# PROBLEM TO SOLVE:
From the listing below, pull out all lines with "Công" in them.

Dataset items:
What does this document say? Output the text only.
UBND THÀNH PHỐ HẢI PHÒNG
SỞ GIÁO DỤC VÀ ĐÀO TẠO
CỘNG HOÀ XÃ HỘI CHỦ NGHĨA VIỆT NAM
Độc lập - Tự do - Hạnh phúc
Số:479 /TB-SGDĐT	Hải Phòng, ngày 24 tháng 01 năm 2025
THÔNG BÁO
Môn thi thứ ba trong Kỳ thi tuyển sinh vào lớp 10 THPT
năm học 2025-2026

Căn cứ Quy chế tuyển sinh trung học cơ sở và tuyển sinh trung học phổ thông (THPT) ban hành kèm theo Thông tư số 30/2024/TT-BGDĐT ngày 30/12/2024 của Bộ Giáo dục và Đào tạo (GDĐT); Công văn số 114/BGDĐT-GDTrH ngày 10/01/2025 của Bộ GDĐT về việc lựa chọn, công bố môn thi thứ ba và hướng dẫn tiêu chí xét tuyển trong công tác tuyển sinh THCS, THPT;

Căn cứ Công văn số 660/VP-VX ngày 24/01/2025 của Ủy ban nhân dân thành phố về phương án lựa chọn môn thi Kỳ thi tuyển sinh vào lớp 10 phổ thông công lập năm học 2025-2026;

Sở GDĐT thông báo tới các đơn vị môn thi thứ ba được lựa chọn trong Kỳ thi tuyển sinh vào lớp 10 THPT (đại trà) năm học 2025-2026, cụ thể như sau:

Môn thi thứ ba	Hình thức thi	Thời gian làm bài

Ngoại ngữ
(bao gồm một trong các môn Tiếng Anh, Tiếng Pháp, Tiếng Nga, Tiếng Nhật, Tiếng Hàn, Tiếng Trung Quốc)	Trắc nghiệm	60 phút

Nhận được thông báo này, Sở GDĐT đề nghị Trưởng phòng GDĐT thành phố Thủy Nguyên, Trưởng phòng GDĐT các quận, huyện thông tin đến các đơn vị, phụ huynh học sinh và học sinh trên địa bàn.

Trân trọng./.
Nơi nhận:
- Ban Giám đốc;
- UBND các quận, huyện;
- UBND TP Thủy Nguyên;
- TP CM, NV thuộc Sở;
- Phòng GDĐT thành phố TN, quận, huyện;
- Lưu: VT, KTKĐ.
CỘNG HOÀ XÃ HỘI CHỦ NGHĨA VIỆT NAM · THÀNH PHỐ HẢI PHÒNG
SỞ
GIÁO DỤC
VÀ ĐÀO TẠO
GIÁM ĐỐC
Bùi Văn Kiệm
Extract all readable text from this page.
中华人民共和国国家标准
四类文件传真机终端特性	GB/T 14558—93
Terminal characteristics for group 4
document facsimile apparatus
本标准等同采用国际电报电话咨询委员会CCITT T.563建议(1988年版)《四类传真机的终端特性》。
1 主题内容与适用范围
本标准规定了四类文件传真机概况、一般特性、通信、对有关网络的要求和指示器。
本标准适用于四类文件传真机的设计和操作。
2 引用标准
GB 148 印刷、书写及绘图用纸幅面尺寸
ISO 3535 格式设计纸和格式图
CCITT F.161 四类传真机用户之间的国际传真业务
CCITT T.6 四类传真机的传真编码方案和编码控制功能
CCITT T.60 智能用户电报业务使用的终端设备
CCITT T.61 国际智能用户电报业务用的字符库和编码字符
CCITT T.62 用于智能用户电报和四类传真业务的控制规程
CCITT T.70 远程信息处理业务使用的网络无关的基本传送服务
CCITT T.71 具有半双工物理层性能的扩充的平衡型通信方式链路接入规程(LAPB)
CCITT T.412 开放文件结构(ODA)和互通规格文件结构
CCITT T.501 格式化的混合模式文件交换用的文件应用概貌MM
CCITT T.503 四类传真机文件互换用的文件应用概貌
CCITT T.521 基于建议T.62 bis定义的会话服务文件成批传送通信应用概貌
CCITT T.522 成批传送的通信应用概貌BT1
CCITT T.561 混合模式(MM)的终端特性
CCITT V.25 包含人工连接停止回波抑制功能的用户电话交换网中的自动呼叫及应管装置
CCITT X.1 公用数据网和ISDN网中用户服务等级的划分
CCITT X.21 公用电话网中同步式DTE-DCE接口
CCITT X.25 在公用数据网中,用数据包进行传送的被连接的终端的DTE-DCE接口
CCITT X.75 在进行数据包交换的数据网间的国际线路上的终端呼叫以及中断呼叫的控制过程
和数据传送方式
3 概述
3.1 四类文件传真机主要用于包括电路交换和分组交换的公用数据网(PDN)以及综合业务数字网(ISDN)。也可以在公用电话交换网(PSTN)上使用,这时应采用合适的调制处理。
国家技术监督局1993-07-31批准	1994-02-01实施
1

# SOLUTION:
Căn cứ Quy chế tuyển sinh trung học cơ sở và tuyển sinh trung học phổ thông (THPT) ban hành kèm theo Thông tư số 30/2024/TT-BGDĐT ngày 30/12/2024 của Bộ Giáo dục và Đào tạo (GDĐT); Công văn số 114/BGDĐT-GDTrH ngày 10/01/2025 của Bộ GDĐT về việc lựa chọn, công bố môn thi thứ ba và hướng dẫn tiêu chí xét tuyển trong công tác tuyển sinh THCS, THPT;
Căn cứ Công văn số 660/VP-VX ngày 24/01/2025 của Ủy ban nhân dân thành phố về phương án lựa chọn môn thi Kỳ thi tuyển sinh vào lớp 10 phổ thông công lập năm học 2025-2026;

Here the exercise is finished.